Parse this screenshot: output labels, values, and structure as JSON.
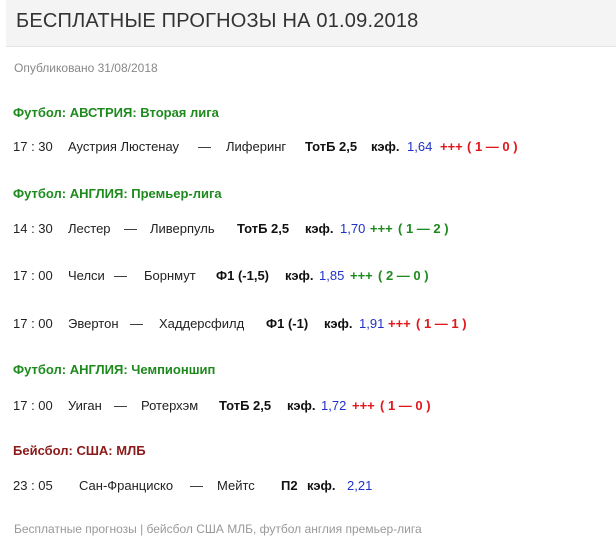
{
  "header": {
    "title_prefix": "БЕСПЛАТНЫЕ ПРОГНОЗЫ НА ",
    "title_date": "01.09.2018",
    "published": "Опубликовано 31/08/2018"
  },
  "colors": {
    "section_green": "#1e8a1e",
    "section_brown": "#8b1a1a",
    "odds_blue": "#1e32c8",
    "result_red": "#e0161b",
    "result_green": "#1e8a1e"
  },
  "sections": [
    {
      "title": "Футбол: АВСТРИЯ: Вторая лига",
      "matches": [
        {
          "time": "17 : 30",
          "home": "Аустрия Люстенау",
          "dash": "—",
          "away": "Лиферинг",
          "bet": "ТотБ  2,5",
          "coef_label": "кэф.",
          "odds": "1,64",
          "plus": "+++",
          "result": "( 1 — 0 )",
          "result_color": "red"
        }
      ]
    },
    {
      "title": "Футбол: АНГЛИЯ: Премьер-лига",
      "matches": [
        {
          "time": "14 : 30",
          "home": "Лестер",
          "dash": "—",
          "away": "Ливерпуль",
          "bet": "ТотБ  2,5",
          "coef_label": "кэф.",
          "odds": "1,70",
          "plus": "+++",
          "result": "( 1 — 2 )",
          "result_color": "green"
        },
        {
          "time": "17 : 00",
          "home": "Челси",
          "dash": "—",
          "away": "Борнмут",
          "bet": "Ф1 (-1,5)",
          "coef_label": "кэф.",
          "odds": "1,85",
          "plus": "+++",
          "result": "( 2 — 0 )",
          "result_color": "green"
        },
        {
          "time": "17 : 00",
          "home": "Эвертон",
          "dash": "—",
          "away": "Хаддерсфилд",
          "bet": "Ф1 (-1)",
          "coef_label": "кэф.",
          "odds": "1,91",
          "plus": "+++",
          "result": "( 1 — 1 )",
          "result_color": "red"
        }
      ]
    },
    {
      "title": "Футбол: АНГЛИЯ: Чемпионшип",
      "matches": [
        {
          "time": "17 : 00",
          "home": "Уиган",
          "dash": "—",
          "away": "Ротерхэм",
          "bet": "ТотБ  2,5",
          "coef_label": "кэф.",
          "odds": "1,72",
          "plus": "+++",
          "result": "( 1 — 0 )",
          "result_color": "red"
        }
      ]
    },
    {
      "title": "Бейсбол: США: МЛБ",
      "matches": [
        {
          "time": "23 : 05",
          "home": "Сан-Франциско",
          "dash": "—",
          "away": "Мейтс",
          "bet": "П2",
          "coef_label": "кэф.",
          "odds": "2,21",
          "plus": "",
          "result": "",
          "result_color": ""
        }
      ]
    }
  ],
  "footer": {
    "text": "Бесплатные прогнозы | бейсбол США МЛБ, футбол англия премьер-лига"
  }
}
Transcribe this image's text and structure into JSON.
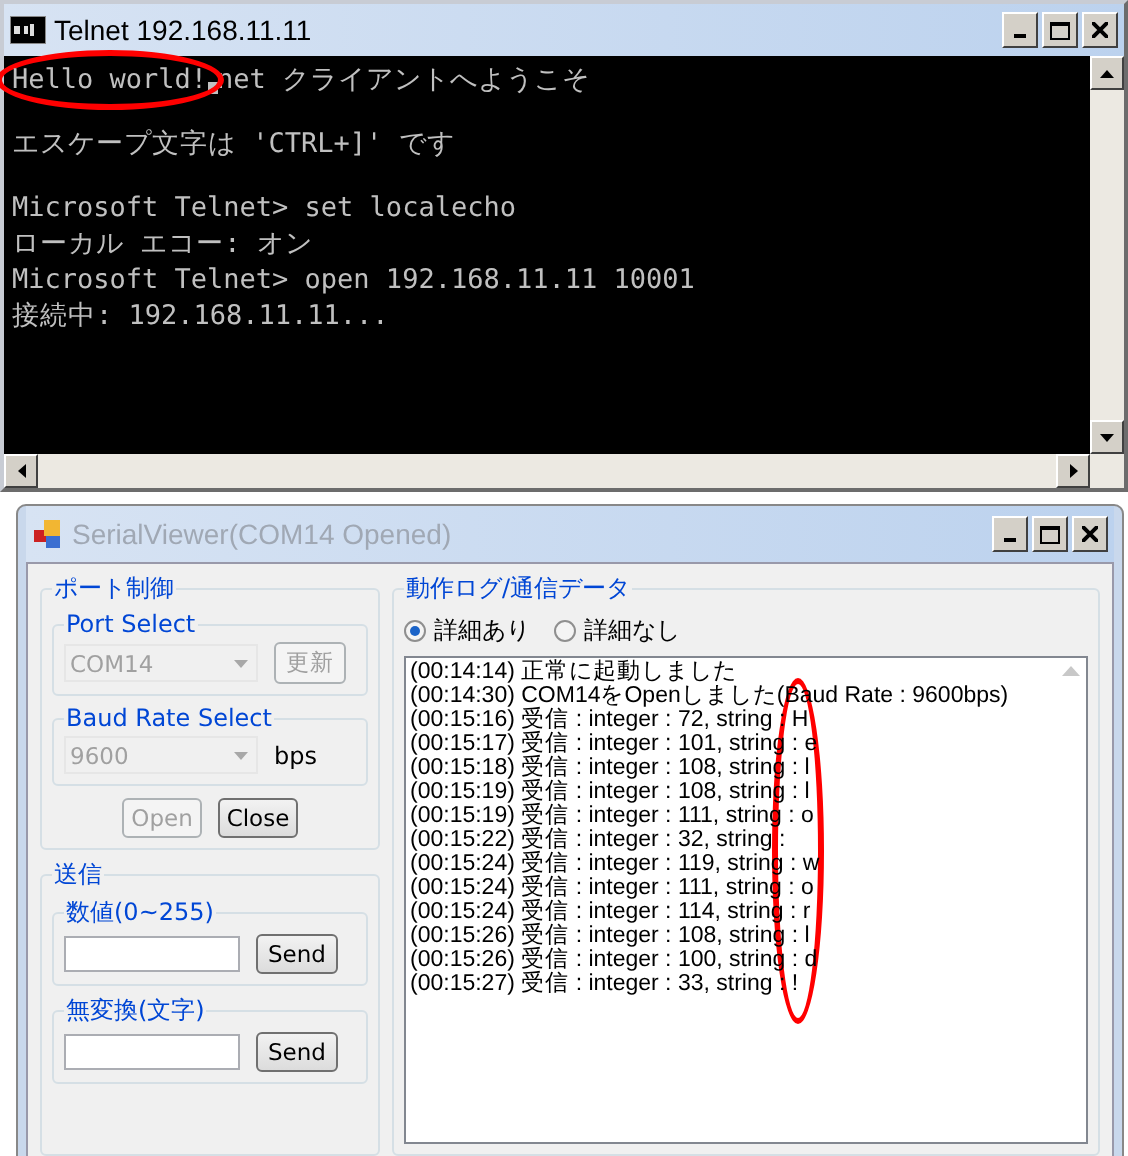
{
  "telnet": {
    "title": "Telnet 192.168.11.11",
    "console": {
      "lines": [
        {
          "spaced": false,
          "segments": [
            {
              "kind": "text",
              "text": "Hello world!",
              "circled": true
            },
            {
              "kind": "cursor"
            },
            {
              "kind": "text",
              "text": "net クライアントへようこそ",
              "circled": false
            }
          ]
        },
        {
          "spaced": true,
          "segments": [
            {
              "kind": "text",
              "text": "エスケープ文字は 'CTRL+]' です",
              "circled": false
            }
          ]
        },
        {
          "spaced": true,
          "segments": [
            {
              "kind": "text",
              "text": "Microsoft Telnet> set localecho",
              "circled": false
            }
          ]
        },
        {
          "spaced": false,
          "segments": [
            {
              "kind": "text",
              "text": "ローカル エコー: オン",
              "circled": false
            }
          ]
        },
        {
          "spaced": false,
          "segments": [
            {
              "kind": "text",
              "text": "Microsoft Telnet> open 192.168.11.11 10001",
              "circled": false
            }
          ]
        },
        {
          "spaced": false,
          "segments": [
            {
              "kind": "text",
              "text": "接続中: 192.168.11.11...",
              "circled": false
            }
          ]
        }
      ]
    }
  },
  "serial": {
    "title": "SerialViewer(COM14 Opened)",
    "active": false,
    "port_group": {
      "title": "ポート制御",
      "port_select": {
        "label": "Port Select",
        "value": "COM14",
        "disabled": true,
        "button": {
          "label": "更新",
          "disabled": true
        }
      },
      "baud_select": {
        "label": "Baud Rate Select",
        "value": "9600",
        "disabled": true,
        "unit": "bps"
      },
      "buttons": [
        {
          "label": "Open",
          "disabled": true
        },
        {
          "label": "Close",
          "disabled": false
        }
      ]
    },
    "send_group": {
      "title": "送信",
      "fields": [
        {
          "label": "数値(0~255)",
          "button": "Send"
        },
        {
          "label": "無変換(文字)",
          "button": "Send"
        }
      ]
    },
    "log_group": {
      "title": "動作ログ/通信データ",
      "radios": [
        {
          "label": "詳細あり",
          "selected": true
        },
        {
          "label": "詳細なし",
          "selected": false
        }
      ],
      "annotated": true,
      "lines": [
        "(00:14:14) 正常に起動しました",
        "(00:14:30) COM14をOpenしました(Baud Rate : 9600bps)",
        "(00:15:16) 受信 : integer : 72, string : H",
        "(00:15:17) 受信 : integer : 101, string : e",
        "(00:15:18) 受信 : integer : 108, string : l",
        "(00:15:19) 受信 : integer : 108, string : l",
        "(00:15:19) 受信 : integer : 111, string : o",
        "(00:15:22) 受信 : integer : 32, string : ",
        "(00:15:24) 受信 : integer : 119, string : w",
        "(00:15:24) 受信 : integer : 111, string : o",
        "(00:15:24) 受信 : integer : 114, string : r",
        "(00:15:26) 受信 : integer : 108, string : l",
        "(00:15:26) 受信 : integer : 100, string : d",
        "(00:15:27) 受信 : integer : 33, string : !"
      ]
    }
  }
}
=======
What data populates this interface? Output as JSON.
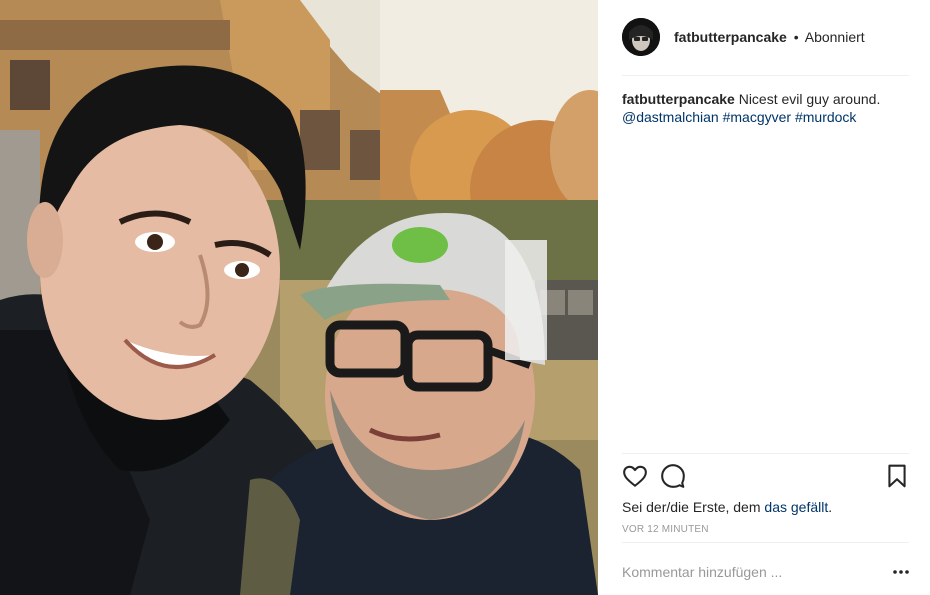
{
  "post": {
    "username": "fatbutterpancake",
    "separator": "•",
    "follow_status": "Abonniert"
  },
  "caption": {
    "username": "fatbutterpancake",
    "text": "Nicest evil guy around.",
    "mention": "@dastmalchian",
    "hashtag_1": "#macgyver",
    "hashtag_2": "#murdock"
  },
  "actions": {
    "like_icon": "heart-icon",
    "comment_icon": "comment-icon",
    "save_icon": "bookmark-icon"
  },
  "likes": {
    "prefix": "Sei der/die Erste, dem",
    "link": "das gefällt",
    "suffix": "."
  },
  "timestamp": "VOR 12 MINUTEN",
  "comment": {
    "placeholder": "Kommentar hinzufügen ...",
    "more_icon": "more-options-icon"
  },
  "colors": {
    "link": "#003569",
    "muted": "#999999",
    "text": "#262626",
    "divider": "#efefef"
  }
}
=======
:: What you will do ::
The word "away" may appear on some lines. Report how many lines hold it, giving the number alone.

:: Solution to the problem ::
6